> _Data extract_:
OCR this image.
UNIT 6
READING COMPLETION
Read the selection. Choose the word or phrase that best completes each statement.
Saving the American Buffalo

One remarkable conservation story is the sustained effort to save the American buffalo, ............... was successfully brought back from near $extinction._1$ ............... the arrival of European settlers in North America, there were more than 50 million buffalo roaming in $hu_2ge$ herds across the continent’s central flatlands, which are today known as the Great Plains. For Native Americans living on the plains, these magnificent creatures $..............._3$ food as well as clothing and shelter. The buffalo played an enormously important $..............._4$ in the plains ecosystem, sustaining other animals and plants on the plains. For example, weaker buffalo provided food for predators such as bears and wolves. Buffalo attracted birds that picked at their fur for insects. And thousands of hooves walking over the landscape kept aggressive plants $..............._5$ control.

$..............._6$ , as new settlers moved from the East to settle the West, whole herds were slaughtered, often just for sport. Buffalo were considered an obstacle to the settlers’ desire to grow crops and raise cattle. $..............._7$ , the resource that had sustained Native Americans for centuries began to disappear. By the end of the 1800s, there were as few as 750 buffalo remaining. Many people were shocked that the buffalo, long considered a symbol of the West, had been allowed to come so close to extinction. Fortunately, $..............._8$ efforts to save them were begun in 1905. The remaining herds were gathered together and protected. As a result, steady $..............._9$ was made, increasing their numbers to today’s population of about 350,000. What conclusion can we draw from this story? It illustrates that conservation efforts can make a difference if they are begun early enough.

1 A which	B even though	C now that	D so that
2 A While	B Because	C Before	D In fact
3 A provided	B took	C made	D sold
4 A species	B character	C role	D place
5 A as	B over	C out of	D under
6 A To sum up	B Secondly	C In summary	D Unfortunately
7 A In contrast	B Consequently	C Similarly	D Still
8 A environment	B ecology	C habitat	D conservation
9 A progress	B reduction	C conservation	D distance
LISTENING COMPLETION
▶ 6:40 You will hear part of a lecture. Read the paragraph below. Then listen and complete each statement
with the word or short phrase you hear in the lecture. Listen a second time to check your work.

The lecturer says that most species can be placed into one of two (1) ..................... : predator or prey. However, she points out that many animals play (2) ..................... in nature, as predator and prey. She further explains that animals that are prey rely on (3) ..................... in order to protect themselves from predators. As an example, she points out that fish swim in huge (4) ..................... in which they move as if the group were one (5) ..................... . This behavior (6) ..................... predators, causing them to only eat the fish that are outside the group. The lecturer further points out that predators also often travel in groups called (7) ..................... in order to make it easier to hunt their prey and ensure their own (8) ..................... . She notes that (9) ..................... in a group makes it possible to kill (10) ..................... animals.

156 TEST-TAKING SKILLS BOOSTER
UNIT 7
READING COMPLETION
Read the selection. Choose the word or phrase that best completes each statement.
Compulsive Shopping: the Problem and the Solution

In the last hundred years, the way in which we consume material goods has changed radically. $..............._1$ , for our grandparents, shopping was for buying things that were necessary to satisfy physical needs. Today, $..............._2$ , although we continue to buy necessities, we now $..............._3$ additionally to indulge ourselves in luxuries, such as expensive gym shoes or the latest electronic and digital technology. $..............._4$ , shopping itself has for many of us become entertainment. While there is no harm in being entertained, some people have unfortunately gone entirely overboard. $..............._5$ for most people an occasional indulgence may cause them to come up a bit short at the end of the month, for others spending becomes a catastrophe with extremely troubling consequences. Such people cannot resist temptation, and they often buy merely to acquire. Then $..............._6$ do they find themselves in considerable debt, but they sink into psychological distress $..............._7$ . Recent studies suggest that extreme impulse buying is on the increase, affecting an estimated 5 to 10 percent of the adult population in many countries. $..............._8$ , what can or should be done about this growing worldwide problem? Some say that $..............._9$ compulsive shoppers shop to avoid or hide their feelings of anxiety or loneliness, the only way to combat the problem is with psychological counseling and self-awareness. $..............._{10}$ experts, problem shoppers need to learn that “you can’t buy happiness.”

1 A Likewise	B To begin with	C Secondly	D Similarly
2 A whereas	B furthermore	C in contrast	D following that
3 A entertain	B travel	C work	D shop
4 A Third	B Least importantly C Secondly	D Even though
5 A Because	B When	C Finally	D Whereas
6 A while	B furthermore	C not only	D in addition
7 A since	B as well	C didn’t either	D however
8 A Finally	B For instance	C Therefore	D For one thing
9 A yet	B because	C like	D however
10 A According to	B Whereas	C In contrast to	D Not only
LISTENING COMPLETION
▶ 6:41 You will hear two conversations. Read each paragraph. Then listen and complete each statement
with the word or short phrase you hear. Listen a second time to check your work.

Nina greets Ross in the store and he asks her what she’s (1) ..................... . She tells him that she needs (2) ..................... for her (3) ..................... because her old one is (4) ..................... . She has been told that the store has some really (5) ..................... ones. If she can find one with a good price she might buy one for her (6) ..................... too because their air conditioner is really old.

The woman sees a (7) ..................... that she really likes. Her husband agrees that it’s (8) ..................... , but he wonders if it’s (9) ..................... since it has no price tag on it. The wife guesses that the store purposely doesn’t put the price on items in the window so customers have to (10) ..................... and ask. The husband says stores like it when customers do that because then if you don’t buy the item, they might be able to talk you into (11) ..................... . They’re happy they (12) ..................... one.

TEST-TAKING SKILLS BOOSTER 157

> _Description of the task_:
Every line containing the string "price" must be listed.

> _Written answer_:
Nina greets Ross in the store and he asks her what she’s (1) ..................... . She tells him that she needs (2) ..................... for her (3) ..................... because her old one is (4) ..................... . She has been told that the store has some really (5) ..................... ones. If she can find one with a good price she might buy one for her (6) ..................... too because their air conditioner is really old.
The woman sees a (7) ..................... that she really likes. Her husband agrees that it’s (8) ..................... , but he wonders if it’s (9) ..................... since it has no price tag on it. The wife guesses that the store purposely doesn’t put the price on items in the window so customers have to (10) ..................... and ask. The husband says stores like it when customers do that because then if you don’t buy the item, they might be able to talk you into (11) ..................... . They’re happy they (12) ..................... one.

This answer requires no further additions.